◆ WHAT YOU ARE ASKED TO DO ◆
Please carry the Sesame Street piece below further, starting right after its last sentence.

◆ PASSAGE PROVIDED ◆

— start —

Sesame Street
Created | Updated Mar 24, 2004
Welcome to Sesame Street! On the surface, it appears to be a friendly, cheerful land where anthropomorphic alphabet-people, talking animals, monsters, space aliens, and intelligent plants co-exist merrily along with humans.
But that's just the surface. The facade. No community is truly this happy. Sure, the "principal characters" are happy and well adjusted, in an elementary-school kinda way, but that entirely ignores the seedy underbelly of this world.
Places Of Interest
Over there, on the corner. That's where Siegfried T. Snake does business. If you want somethin' on Sesame Street, he can get it for you. Who do you think gets the surprisingly rare bottle caps for Bert's collection? Who do you think ensures that Oscar The Grouch can keep a steady supply of trash heading his way, despite the rapid rise in recycling programs. Who do you think keeps Cookie Monster supplied in his five dollar a week habit?1 It's all Siegfried.
Look at that Stoop in front of the apartment building at 321 Sesame Street. That's where most of this place's action goes down. Home viewers don't get to see some of the more disturbing things that happen there. Prairie Dawn, one of the long-standing customers at Hoopers', had a fight with Zoe, a newer monster on the block, once. Pretty ugly. They pretended to make up for it, but people still prefer not to talk about it. Prairie Dawn doesn't even show her face in public for more than a few minutes at a time these days. She always seems happy when she comes out, but we don't really know for sure. It could be an act, or maybe she just spends time studying. That'd explain how she got all the way to 50 during the last counting game she was in. But who knows?

— end —

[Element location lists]
— start —

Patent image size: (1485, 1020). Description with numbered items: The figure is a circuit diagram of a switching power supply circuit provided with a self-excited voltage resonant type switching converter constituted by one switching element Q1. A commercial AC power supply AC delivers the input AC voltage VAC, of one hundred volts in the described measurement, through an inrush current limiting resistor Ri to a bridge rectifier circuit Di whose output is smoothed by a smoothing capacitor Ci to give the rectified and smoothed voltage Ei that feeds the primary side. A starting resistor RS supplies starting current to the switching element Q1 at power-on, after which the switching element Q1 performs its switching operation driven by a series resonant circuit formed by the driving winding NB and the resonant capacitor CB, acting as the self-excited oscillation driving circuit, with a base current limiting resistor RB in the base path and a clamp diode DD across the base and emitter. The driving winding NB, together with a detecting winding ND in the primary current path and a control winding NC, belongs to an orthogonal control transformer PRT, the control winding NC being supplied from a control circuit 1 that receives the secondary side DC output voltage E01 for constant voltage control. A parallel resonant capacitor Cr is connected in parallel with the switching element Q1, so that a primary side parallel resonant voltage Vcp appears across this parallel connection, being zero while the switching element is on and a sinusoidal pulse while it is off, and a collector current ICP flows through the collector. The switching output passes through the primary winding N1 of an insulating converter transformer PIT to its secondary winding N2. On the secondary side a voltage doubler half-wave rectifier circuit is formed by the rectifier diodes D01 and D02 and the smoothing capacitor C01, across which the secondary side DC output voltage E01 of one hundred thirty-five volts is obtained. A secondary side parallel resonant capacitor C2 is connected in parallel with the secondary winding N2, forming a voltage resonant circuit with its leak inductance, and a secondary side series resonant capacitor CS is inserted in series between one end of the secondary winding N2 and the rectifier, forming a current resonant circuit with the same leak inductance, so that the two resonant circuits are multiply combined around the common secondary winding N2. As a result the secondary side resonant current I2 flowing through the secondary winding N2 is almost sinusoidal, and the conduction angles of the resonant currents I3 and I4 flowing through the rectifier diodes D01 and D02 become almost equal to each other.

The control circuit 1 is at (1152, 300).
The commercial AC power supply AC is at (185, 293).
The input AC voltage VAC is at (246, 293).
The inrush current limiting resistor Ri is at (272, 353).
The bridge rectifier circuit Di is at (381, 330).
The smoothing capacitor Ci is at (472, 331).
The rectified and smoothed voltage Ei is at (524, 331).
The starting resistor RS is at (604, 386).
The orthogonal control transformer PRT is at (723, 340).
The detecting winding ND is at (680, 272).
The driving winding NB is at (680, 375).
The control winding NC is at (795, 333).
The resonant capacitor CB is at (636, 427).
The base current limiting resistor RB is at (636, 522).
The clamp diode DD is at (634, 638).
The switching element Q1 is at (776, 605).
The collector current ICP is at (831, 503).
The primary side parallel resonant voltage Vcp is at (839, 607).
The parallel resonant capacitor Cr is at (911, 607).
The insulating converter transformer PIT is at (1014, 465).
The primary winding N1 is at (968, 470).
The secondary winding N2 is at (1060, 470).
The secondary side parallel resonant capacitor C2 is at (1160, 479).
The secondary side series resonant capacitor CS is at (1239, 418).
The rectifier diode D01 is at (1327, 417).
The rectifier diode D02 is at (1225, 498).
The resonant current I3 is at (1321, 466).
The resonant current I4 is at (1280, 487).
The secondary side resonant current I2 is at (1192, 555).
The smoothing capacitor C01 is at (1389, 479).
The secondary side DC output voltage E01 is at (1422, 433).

— end —

◆ RESULT OF THIS EXERCISE ◆
There it is. Hoopers' Store. Word on the street is, lotsa stuff goes down there. Even the Fixit Shop next door seems a bit dependant on it. It's a community center, and as such, that's where the big deals happen. I was there when Telly didn't share his bowl of Jell-O with Elmo. Word on the street is, Telly wanted it all for himself, and Elmo didn't have enough money to buy any Jell-O. Normally Hooper solves that type of problem by just giving some Jell-O to the other kid, but he was on a lunch break and the attendant on-duty didn't know how stuff works here. Telly got some Jell-O to Elmo the next day, but it wasn't in a Hoopers' bowl, so the situation's still unresolved. Guess we'll have to wait just a bit to learn more....'cuz that's the way things hang at Sesame Street. You got the 4112 on this place now, Yo. Better learn the ropes, else "sunny day"'ll have a new broom for sweeping clouds away, if you know what I mean.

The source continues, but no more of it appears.